Given request:
The entries below contain pictures. Retype everything except those pictures, exactly as given.

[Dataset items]

•••••

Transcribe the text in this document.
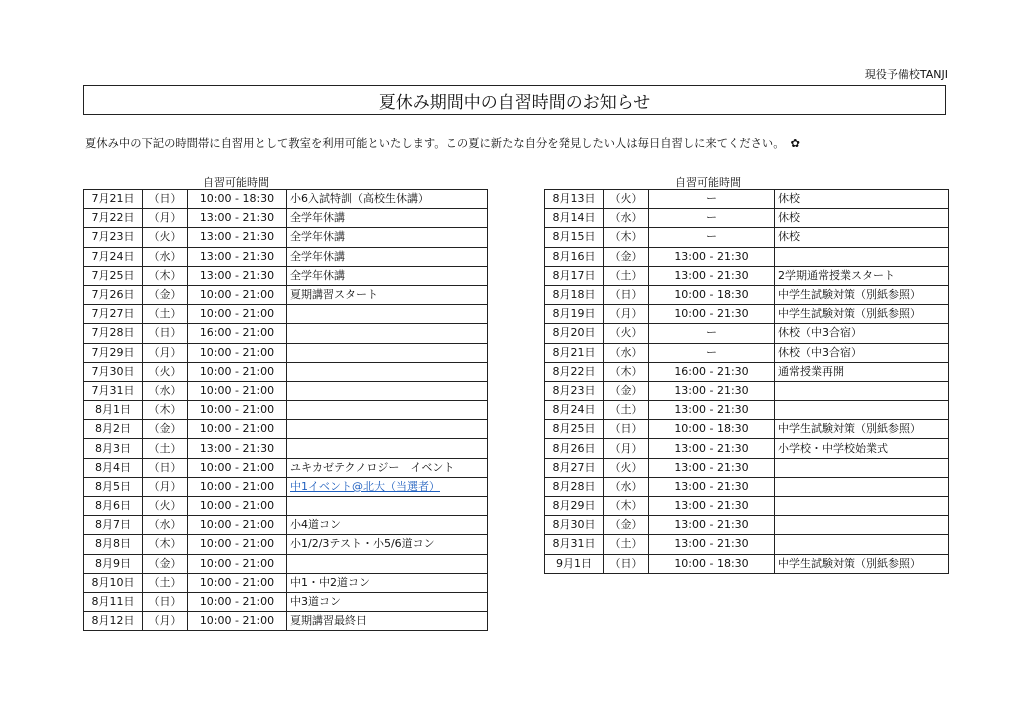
現役予備校TANJI
夏休み期間中の自習時間のお知らせ
夏休み中の下記の時間帯に自習用として教室を利用可能といたします。この夏に新たな自分を発見したい人は毎日自習しに来てください。 ✿
自習可能時間	自習可能時間
7月21日	（日）	10:00 - 18:30	小6入試特訓（高校生休講）
7月22日	（月）	13:00 - 21:30	全学年休講
7月23日	（火）	13:00 - 21:30	全学年休講
7月24日	（水）	13:00 - 21:30	全学年休講
7月25日	（木）	13:00 - 21:30	全学年休講
7月26日	（金）	10:00 - 21:00	夏期講習スタート
7月27日	（土）	10:00 - 21:00	
7月28日	（日）	16:00 - 21:00	
7月29日	（月）	10:00 - 21:00	
7月30日	（火）	10:00 - 21:00	
7月31日	（水）	10:00 - 21:00	
8月1日	（木）	10:00 - 21:00	
8月2日	（金）	10:00 - 21:00	
8月3日	（土）	13:00 - 21:30	
8月4日	（日）	10:00 - 21:00	ユキカゼテクノロジー　イベント
8月5日	（月）	10:00 - 21:00	中1イベント@北大（当選者）
8月6日	（火）	10:00 - 21:00	
8月7日	（水）	10:00 - 21:00	小4道コン
8月8日	（木）	10:00 - 21:00	小1/2/3テスト・小5/6道コン
8月9日	（金）	10:00 - 21:00	
8月10日	（土）	10:00 - 21:00	中1・中2道コン
8月11日	（日）	10:00 - 21:00	中3道コン
8月12日	（月）	10:00 - 21:00	夏期講習最終日
8月13日	（火）	ー	休校
8月14日	（水）	ー	休校
8月15日	（木）	ー	休校
8月16日	（金）	13:00 - 21:30	
8月17日	（土）	13:00 - 21:30	2学期通常授業スタート
8月18日	（日）	10:00 - 18:30	中学生試験対策（別紙参照）
8月19日	（月）	10:00 - 21:30	中学生試験対策（別紙参照）
8月20日	（火）	ー	休校（中3合宿）
8月21日	（水）	ー	休校（中3合宿）
8月22日	（木）	16:00 - 21:30	通常授業再開
8月23日	（金）	13:00 - 21:30	
8月24日	（土）	13:00 - 21:30	
8月25日	（日）	10:00 - 18:30	中学生試験対策（別紙参照）
8月26日	（月）	13:00 - 21:30	小学校・中学校始業式
8月27日	（火）	13:00 - 21:30	
8月28日	（水）	13:00 - 21:30	
8月29日	（木）	13:00 - 21:30	
8月30日	（金）	13:00 - 21:30	
8月31日	（土）	13:00 - 21:30	
9月1日	（日）	10:00 - 18:30	中学生試験対策（別紙参照）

•••••

Response:
Transcribe the text in this document.
現役予備校TANJI
夏休み期間中の自習時間のお知らせ
夏休み中の下記の時間帯に自習用として教室を利用可能といたします。この夏に新たな自分を発見したい人は毎日自習しに来てください。 ✿
自習可能時間	自習可能時間
7月21日	（日）	10:00 - 18:30	小6入試特訓（高校生休講）
7月22日	（月）	13:00 - 21:30	全学年休講
7月23日	（火）	13:00 - 21:30	全学年休講
7月24日	（水）	13:00 - 21:30	全学年休講
7月25日	（木）	13:00 - 21:30	全学年休講
7月26日	（金）	10:00 - 21:00	夏期講習スタート
7月27日	（土）	10:00 - 21:00	
7月28日	（日）	16:00 - 21:00	
7月29日	（月）	10:00 - 21:00	
7月30日	（火）	10:00 - 21:00	
7月31日	（水）	10:00 - 21:00	
8月1日	（木）	10:00 - 21:00	
8月2日	（金）	10:00 - 21:00	
8月3日	（土）	13:00 - 21:30	
8月4日	（日）	10:00 - 21:00	ユキカゼテクノロジー　イベント
8月5日	（月）	10:00 - 21:00	中1イベント@北大（当選者）
8月6日	（火）	10:00 - 21:00	
8月7日	（水）	10:00 - 21:00	小4道コン
8月8日	（木）	10:00 - 21:00	小1/2/3テスト・小5/6道コン
8月9日	（金）	10:00 - 21:00	
8月10日	（土）	10:00 - 21:00	中1・中2道コン
8月11日	（日）	10:00 - 21:00	中3道コン
8月12日	（月）	10:00 - 21:00	夏期講習最終日
8月13日	（火）	ー	休校
8月14日	（水）	ー	休校
8月15日	（木）	ー	休校
8月16日	（金）	13:00 - 21:30	
8月17日	（土）	13:00 - 21:30	2学期通常授業スタート
8月18日	（日）	10:00 - 18:30	中学生試験対策（別紙参照）
8月19日	（月）	10:00 - 21:30	中学生試験対策（別紙参照）
8月20日	（火）	ー	休校（中3合宿）
8月21日	（水）	ー	休校（中3合宿）
8月22日	（木）	16:00 - 21:30	通常授業再開
8月23日	（金）	13:00 - 21:30	
8月24日	（土）	13:00 - 21:30	
8月25日	（日）	10:00 - 18:30	中学生試験対策（別紙参照）
8月26日	（月）	13:00 - 21:30	小学校・中学校始業式
8月27日	（火）	13:00 - 21:30	
8月28日	（水）	13:00 - 21:30	
8月29日	（木）	13:00 - 21:30	
8月30日	（金）	13:00 - 21:30	
8月31日	（土）	13:00 - 21:30	
9月1日	（日）	10:00 - 18:30	中学生試験対策（別紙参照）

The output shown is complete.